**Dataset excerpts**.
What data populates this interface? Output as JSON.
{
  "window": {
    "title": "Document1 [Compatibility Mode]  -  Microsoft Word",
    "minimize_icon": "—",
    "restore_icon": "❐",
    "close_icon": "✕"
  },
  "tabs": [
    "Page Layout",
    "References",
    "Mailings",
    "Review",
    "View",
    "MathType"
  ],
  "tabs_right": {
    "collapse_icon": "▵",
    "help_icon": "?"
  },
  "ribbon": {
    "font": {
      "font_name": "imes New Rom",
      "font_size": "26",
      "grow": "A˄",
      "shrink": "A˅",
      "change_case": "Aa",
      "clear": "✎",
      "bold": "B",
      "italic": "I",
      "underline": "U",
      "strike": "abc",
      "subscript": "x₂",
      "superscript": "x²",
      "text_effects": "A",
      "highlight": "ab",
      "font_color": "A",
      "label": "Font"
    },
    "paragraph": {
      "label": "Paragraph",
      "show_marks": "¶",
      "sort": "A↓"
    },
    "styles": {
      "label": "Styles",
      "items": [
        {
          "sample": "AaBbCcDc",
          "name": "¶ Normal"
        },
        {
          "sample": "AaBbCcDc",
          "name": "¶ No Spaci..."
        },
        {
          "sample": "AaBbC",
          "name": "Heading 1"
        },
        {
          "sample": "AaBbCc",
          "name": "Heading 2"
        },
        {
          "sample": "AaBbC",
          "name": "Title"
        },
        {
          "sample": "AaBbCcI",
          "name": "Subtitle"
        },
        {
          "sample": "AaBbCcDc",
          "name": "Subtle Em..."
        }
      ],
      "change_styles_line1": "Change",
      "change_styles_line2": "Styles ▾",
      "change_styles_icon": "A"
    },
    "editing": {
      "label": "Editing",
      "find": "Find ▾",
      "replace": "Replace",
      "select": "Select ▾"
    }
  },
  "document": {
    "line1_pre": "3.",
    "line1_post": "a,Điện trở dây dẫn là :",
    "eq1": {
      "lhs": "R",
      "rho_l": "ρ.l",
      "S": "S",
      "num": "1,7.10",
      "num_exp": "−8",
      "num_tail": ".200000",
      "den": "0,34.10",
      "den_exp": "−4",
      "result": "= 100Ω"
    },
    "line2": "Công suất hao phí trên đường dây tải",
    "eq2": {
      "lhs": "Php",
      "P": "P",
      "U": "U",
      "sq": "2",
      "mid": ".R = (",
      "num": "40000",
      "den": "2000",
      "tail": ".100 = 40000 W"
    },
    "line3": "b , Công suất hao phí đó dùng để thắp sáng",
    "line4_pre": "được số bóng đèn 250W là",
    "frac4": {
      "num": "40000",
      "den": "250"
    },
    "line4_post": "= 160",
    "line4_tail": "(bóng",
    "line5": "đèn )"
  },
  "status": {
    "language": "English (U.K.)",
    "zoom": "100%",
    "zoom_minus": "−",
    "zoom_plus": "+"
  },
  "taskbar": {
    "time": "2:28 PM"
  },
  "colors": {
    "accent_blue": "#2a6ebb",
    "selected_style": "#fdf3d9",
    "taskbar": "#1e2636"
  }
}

* * *

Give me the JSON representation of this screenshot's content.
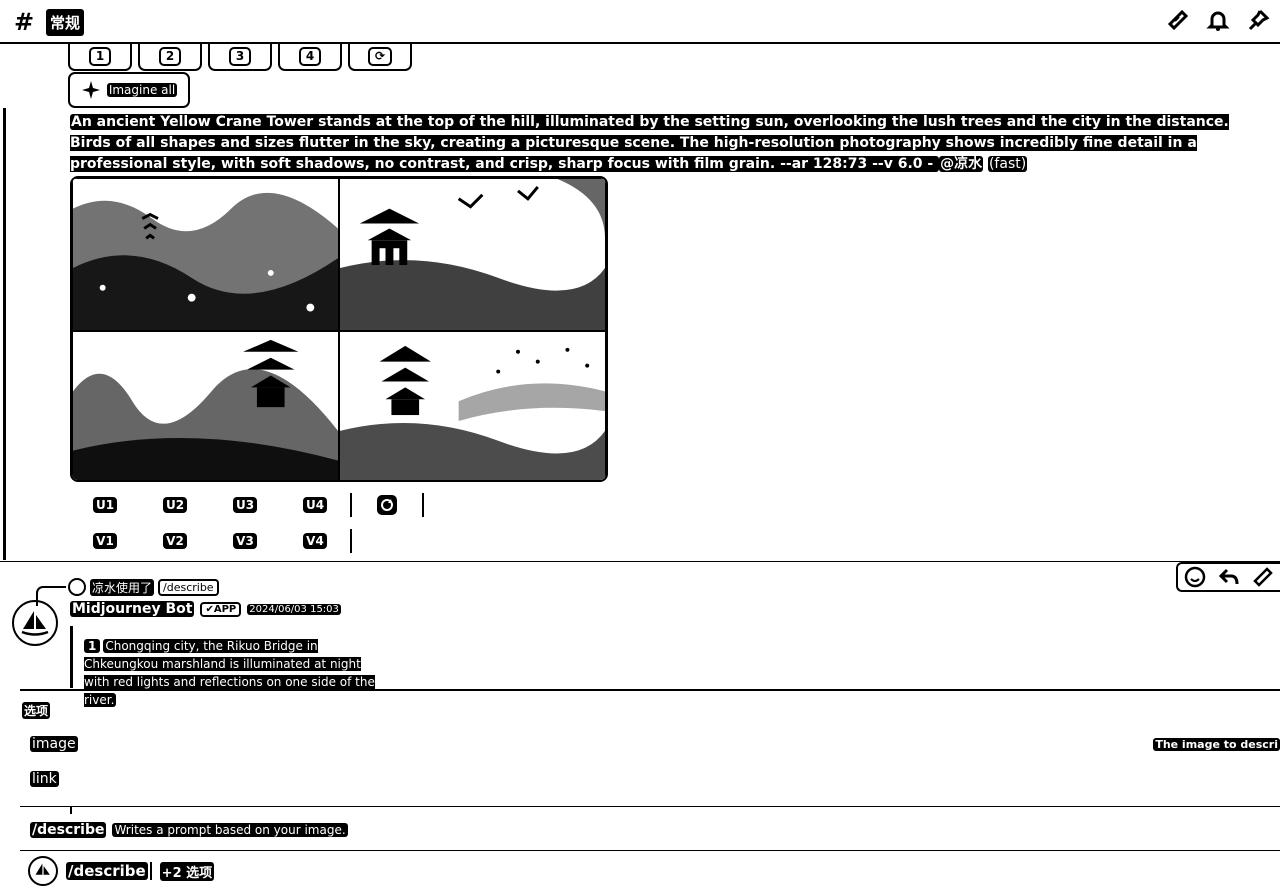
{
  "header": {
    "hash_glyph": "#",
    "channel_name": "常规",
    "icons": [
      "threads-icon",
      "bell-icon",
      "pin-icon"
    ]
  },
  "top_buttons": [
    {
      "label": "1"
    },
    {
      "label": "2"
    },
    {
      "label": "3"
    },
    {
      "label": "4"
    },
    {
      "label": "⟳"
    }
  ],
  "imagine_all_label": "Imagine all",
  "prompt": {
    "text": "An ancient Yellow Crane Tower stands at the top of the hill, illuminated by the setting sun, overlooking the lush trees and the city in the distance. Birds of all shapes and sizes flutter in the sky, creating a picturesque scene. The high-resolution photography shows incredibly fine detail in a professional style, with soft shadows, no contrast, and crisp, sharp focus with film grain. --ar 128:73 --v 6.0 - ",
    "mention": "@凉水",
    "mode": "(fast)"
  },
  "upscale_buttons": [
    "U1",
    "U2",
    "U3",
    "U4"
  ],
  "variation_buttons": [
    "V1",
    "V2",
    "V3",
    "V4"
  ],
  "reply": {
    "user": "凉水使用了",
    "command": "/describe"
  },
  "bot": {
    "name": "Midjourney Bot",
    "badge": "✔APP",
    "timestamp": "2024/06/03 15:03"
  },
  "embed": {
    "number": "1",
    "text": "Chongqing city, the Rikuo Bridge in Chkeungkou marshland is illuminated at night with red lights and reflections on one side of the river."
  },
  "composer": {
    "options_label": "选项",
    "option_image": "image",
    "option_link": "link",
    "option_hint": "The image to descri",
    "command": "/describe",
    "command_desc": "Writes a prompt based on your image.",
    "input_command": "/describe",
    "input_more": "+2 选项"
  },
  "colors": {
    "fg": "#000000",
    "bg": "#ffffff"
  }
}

**THE TASK**.
All lines that include "suất" are to be gathered and copied.

**TASK ANSWER**.
    "line2": "Công suất hao phí trên đường dây tải",
    "line3": "b , Công suất hao phí đó dùng để thắp sáng",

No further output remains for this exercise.